Items from a figure collection
────────

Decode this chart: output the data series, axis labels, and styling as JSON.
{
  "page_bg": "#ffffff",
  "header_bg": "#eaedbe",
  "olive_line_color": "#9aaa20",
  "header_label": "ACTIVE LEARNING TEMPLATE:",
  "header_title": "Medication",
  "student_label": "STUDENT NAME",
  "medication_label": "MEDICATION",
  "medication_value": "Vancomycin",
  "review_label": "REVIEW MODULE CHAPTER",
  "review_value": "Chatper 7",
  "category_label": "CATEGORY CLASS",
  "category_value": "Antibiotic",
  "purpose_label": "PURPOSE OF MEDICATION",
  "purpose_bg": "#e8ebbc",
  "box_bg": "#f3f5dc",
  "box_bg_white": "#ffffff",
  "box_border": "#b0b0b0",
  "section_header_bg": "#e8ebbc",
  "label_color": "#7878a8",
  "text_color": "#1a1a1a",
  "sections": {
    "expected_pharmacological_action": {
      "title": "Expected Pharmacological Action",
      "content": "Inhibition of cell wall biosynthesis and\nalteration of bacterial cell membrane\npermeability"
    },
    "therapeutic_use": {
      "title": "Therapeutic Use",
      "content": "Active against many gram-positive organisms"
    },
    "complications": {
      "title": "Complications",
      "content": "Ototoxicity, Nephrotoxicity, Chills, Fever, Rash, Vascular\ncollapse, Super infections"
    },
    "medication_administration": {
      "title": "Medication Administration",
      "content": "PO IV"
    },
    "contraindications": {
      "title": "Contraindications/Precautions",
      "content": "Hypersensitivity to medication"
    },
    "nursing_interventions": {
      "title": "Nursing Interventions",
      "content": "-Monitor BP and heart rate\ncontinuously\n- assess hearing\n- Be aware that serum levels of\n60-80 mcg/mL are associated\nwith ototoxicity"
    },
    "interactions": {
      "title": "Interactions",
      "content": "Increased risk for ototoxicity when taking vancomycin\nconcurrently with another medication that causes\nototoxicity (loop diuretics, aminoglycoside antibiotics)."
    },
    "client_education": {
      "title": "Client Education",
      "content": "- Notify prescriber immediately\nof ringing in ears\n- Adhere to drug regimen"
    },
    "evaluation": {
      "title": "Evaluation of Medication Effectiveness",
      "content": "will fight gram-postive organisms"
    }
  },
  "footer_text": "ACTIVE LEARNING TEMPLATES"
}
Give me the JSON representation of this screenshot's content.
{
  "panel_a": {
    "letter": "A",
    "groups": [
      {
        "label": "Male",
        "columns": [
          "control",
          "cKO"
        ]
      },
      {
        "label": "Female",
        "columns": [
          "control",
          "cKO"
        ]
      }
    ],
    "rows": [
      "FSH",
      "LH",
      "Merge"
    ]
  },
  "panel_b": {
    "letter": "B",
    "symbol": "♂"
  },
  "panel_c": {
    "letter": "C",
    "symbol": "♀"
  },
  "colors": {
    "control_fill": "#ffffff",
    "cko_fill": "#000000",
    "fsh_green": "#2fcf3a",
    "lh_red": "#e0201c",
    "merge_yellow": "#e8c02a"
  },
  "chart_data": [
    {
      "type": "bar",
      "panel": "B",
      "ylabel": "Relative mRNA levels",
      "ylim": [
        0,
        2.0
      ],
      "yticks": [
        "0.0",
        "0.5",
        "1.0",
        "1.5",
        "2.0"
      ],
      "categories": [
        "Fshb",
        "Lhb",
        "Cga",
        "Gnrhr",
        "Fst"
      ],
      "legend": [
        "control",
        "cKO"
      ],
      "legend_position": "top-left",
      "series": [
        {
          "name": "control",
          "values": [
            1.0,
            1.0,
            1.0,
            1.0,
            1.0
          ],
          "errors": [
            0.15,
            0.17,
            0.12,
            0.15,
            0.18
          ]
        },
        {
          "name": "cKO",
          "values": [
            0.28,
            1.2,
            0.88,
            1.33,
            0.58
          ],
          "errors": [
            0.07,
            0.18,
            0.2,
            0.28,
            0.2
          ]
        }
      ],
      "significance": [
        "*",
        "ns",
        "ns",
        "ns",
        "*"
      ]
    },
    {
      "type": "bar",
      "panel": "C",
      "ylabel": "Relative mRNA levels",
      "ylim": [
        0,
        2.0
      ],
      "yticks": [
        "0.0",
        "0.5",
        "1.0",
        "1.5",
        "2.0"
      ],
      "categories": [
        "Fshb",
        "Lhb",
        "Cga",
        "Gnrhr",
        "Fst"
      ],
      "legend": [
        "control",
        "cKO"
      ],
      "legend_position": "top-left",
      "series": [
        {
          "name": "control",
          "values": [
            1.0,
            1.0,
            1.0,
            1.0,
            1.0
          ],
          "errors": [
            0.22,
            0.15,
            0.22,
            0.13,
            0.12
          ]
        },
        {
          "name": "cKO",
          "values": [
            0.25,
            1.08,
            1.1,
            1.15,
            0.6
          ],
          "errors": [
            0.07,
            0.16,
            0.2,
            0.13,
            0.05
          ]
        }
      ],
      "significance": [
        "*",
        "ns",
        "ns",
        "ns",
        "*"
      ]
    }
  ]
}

────────

TASK TO COMPLETE — The expected output is an exact copy of all the records above.

RESPONSE BOX —
Decode this chart: output the data series, axis labels, and styling as JSON.
{
  "page_bg": "#ffffff",
  "header_bg": "#eaedbe",
  "olive_line_color": "#9aaa20",
  "header_label": "ACTIVE LEARNING TEMPLATE:",
  "header_title": "Medication",
  "student_label": "STUDENT NAME",
  "medication_label": "MEDICATION",
  "medication_value": "Vancomycin",
  "review_label": "REVIEW MODULE CHAPTER",
  "review_value": "Chatper 7",
  "category_label": "CATEGORY CLASS",
  "category_value": "Antibiotic",
  "purpose_label": "PURPOSE OF MEDICATION",
  "purpose_bg": "#e8ebbc",
  "box_bg": "#f3f5dc",
  "box_bg_white": "#ffffff",
  "box_border": "#b0b0b0",
  "section_header_bg": "#e8ebbc",
  "label_color": "#7878a8",
  "text_color": "#1a1a1a",
  "sections": {
    "expected_pharmacological_action": {
      "title": "Expected Pharmacological Action",
      "content": "Inhibition of cell wall biosynthesis and\nalteration of bacterial cell membrane\npermeability"
    },
    "therapeutic_use": {
      "title": "Therapeutic Use",
      "content": "Active against many gram-positive organisms"
    },
    "complications": {
      "title": "Complications",
      "content": "Ototoxicity, Nephrotoxicity, Chills, Fever, Rash, Vascular\ncollapse, Super infections"
    },
    "medication_administration": {
      "title": "Medication Administration",
      "content": "PO IV"
    },
    "contraindications": {
      "title": "Contraindications/Precautions",
      "content": "Hypersensitivity to medication"
    },
    "nursing_interventions": {
      "title": "Nursing Interventions",
      "content": "-Monitor BP and heart rate\ncontinuously\n- assess hearing\n- Be aware that serum levels of\n60-80 mcg/mL are associated\nwith ototoxicity"
    },
    "interactions": {
      "title": "Interactions",
      "content": "Increased risk for ototoxicity when taking vancomycin\nconcurrently with another medication that causes\nototoxicity (loop diuretics, aminoglycoside antibiotics)."
    },
    "client_education": {
      "title": "Client Education",
      "content": "- Notify prescriber immediately\nof ringing in ears\n- Adhere to drug regimen"
    },
    "evaluation": {
      "title": "Evaluation of Medication Effectiveness",
      "content": "will fight gram-postive organisms"
    }
  },
  "footer_text": "ACTIVE LEARNING TEMPLATES"
}
Give me the JSON representation of this screenshot's content.
{
  "panel_a": {
    "letter": "A",
    "groups": [
      {
        "label": "Male",
        "columns": [
          "control",
          "cKO"
        ]
      },
      {
        "label": "Female",
        "columns": [
          "control",
          "cKO"
        ]
      }
    ],
    "rows": [
      "FSH",
      "LH",
      "Merge"
    ]
  },
  "panel_b": {
    "letter": "B",
    "symbol": "♂"
  },
  "panel_c": {
    "letter": "C",
    "symbol": "♀"
  },
  "colors": {
    "control_fill": "#ffffff",
    "cko_fill": "#000000",
    "fsh_green": "#2fcf3a",
    "lh_red": "#e0201c",
    "merge_yellow": "#e8c02a"
  },
  "chart_data": [
    {
      "type": "bar",
      "panel": "B",
      "ylabel": "Relative mRNA levels",
      "ylim": [
        0,
        2.0
      ],
      "yticks": [
        "0.0",
        "0.5",
        "1.0",
        "1.5",
        "2.0"
      ],
      "categories": [
        "Fshb",
        "Lhb",
        "Cga",
        "Gnrhr",
        "Fst"
      ],
      "legend": [
        "control",
        "cKO"
      ],
      "legend_position": "top-left",
      "series": [
        {
          "name": "control",
          "values": [
            1.0,
            1.0,
            1.0,
            1.0,
            1.0
          ],
          "errors": [
            0.15,
            0.17,
            0.12,
            0.15,
            0.18
          ]
        },
        {
          "name": "cKO",
          "values": [
            0.28,
            1.2,
            0.88,
            1.33,
            0.58
          ],
          "errors": [
            0.07,
            0.18,
            0.2,
            0.28,
            0.2
          ]
        }
      ],
      "significance": [
        "*",
        "ns",
        "ns",
        "ns",
        "*"
      ]
    },
    {
      "type": "bar",
      "panel": "C",
      "ylabel": "Relative mRNA levels",
      "ylim": [
        0,
        2.0
      ],
      "yticks": [
        "0.0",
        "0.5",
        "1.0",
        "1.5",
        "2.0"
      ],
      "categories": [
        "Fshb",
        "Lhb",
        "Cga",
        "Gnrhr",
        "Fst"
      ],
      "legend": [
        "control",
        "cKO"
      ],
      "legend_position": "top-left",
      "series": [
        {
          "name": "control",
          "values": [
            1.0,
            1.0,
            1.0,
            1.0,
            1.0
          ],
          "errors": [
            0.22,
            0.15,
            0.22,
            0.13,
            0.12
          ]
        },
        {
          "name": "cKO",
          "values": [
            0.25,
            1.08,
            1.1,
            1.15,
            0.6
          ],
          "errors": [
            0.07,
            0.16,
            0.2,
            0.13,
            0.05
          ]
        }
      ],
      "significance": [
        "*",
        "ns",
        "ns",
        "ns",
        "*"
      ]
    }
  ]
}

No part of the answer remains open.